-- Start of TASK INPUTS --
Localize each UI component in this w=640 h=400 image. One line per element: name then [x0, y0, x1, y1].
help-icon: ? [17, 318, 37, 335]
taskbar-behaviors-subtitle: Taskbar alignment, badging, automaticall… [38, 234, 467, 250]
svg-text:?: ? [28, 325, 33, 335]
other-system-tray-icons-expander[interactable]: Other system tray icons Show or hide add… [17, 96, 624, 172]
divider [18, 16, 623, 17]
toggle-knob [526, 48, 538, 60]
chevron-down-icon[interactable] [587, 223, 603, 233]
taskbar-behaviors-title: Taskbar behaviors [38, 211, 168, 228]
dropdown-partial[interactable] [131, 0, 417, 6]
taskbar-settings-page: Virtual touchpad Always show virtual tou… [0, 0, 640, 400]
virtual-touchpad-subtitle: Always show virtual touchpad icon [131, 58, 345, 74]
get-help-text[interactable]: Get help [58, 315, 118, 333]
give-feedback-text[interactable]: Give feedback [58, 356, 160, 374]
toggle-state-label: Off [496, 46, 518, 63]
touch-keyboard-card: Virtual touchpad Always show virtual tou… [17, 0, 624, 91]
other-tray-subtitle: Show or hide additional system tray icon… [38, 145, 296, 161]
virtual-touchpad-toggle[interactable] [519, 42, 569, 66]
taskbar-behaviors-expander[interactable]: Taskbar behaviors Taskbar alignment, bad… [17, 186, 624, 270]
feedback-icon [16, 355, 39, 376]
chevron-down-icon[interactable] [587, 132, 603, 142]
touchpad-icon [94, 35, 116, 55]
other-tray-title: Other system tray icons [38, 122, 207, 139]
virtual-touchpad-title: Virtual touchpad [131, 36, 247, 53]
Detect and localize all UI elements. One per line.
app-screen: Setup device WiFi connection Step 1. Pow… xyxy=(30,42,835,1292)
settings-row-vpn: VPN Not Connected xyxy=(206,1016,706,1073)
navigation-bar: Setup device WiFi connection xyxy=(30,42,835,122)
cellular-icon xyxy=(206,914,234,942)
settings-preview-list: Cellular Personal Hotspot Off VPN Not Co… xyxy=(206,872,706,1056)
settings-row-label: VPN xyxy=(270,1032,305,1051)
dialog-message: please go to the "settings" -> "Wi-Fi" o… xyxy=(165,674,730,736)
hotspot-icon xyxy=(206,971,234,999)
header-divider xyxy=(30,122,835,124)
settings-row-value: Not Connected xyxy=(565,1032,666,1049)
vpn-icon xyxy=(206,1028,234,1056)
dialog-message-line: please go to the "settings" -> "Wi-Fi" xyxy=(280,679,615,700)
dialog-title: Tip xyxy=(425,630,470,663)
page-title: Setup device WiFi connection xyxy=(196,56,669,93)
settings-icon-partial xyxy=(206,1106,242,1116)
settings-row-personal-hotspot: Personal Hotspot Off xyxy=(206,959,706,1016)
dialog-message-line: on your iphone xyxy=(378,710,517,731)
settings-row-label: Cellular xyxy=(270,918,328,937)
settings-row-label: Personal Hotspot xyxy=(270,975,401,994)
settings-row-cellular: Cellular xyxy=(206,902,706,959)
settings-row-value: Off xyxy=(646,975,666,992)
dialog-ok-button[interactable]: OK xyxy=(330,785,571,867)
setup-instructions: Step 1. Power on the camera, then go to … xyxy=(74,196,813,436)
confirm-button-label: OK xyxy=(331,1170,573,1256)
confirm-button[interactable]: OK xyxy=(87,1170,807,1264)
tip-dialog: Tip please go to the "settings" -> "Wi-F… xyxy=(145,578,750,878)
-- End of TASK INPUTS --
SHORT EXERCISE => Please render every line of the records above as a Markdown table with the columns "Nr" and "Line", numbering the rows in order and leaving out any blank lines.

RESPONSE =>
| Nr | Line |
|---|---|
| 1 | Localize each UI component in this w=640 h=400 image. One line per element: name then [x0, y0, x1, y1]. |
| 2 | help-icon: ? [17, 318, 37, 335] |
| 3 | taskbar-behaviors-subtitle: Taskbar alignment, badging, automaticall… [38, 234, 467, 250] |
| 4 | svg-text:?: ? [28, 325, 33, 335] |
| 5 | other-system-tray-icons-expander[interactable]: Other system tray icons Show or hide add… [17, 96, 624, 172] |
| 6 | divider [18, 16, 623, 17] |
| 7 | toggle-knob [526, 48, 538, 60] |
| 8 | chevron-down-icon[interactable] [587, 223, 603, 233] |
| 9 | taskbar-behaviors-title: Taskbar behaviors [38, 211, 168, 228] |
| 10 | dropdown-partial[interactable] [131, 0, 417, 6] |
| 11 | taskbar-settings-page: Virtual touchpad Always show virtual tou… [0, 0, 640, 400] |
| 12 | virtual-touchpad-subtitle: Always show virtual touchpad icon [131, 58, 345, 74] |
| 13 | get-help-text[interactable]: Get help [58, 315, 118, 333] |
| 14 | give-feedback-text[interactable]: Give feedback [58, 356, 160, 374] |
| 15 | toggle-state-label: Off [496, 46, 518, 63] |
| 16 | touch-keyboard-card: Virtual touchpad Always show virtual tou… [17, 0, 624, 91] |
| 17 | other-tray-subtitle: Show or hide additional system tray icon… [38, 145, 296, 161] |
| 18 | virtual-touchpad-toggle[interactable] [519, 42, 569, 66] |
| 19 | taskbar-behaviors-expander[interactable]: Taskbar behaviors Taskbar alignment, bad… [17, 186, 624, 270] |
| 20 | feedback-icon [16, 355, 39, 376] |
| 21 | chevron-down-icon[interactable] [587, 132, 603, 142] |
| 22 | touchpad-icon [94, 35, 116, 55] |
| 23 | other-tray-title: Other system tray icons [38, 122, 207, 139] |
| 24 | virtual-touchpad-title: Virtual touchpad [131, 36, 247, 53] |
| 25 | Detect and localize all UI elements. One per line. |
| 26 | app-screen: Setup device WiFi connection Step 1. Pow… xyxy=(30,42,835,1292) |
| 27 | settings-row-vpn: VPN Not Connected xyxy=(206,1016,706,1073) |
| 28 | navigation-bar: Setup device WiFi connection xyxy=(30,42,835,122) |
| 29 | cellular-icon xyxy=(206,914,234,942) |
| 30 | settings-preview-list: Cellular Personal Hotspot Off VPN Not Co… xyxy=(206,872,706,1056) |
| 31 | settings-row-label: VPN xyxy=(270,1032,305,1051) |
| 32 | dialog-message: please go to the "settings" -> "Wi-Fi" o… xyxy=(165,674,730,736) |
| 33 | hotspot-icon xyxy=(206,971,234,999) |
| 34 | header-divider xyxy=(30,122,835,124) |
| 35 | settings-row-value: Not Connected xyxy=(565,1032,666,1049) |
| 36 | vpn-icon xyxy=(206,1028,234,1056) |
| 37 | dialog-message-line: please go to the "settings" -> "Wi-Fi" xyxy=(280,679,615,700) |
| 38 | dialog-title: Tip xyxy=(425,630,470,663) |
| 39 | page-title: Setup device WiFi connection xyxy=(196,56,669,93) |
| 40 | settings-icon-partial xyxy=(206,1106,242,1116) |
| 41 | settings-row-personal-hotspot: Personal Hotspot Off xyxy=(206,959,706,1016) |
| 42 | dialog-message-line: on your iphone xyxy=(378,710,517,731) |
| 43 | settings-row-label: Cellular xyxy=(270,918,328,937) |
| 44 | settings-row-label: Personal Hotspot xyxy=(270,975,401,994) |
| 45 | settings-row-cellular: Cellular xyxy=(206,902,706,959) |
| 46 | settings-row-value: Off xyxy=(646,975,666,992) |
| 47 | dialog-ok-button[interactable]: OK xyxy=(330,785,571,867) |
| 48 | setup-instructions: Step 1. Power on the camera, then go to … xyxy=(74,196,813,436) |
| 49 | confirm-button-label: OK xyxy=(331,1170,573,1256) |
| 50 | confirm-button[interactable]: OK xyxy=(87,1170,807,1264) |
| 51 | tip-dialog: Tip please go to the "settings" -> "Wi-F… xyxy=(145,578,750,878) |